→ **What this task involves**:
From the listing below, pull out the lines that hold "start".

(Saved entries)
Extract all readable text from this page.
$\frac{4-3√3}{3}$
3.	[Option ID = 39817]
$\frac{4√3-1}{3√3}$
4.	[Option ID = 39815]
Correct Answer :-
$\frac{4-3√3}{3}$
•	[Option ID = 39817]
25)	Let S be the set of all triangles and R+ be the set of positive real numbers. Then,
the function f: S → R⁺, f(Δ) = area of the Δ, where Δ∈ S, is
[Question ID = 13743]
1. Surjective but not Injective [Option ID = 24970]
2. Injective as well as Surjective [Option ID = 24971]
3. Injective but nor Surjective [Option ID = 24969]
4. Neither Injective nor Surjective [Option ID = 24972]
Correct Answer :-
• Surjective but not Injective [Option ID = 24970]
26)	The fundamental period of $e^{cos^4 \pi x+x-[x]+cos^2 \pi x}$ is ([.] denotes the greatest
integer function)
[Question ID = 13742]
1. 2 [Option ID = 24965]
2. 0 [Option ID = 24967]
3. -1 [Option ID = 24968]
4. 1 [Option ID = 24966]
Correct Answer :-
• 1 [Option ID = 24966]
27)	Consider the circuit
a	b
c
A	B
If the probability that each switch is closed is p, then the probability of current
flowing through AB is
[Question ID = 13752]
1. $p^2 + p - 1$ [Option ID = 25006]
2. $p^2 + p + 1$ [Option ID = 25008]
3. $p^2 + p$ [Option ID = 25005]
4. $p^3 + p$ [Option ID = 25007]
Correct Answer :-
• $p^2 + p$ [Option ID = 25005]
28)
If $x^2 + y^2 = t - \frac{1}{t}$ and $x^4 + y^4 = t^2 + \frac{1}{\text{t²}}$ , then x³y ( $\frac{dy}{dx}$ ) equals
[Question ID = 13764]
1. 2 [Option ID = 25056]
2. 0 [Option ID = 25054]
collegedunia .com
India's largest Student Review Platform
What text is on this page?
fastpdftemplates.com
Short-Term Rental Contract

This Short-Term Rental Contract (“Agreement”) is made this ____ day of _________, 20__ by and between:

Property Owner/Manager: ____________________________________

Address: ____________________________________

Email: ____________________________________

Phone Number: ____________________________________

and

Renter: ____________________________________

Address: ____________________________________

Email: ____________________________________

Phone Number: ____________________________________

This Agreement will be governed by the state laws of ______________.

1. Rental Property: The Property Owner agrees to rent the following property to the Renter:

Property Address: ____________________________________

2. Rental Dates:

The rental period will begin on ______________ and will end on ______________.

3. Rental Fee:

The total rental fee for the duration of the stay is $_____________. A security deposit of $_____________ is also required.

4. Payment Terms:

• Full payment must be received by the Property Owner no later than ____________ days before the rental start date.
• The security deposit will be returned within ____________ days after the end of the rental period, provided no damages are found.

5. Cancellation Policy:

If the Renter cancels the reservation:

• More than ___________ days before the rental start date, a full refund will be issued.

→ **Complete response**:
• Full payment must be received by the Property Owner no later than ____________ days before the rental start date.
• More than ___________ days before the rental start date, a full refund will be issued.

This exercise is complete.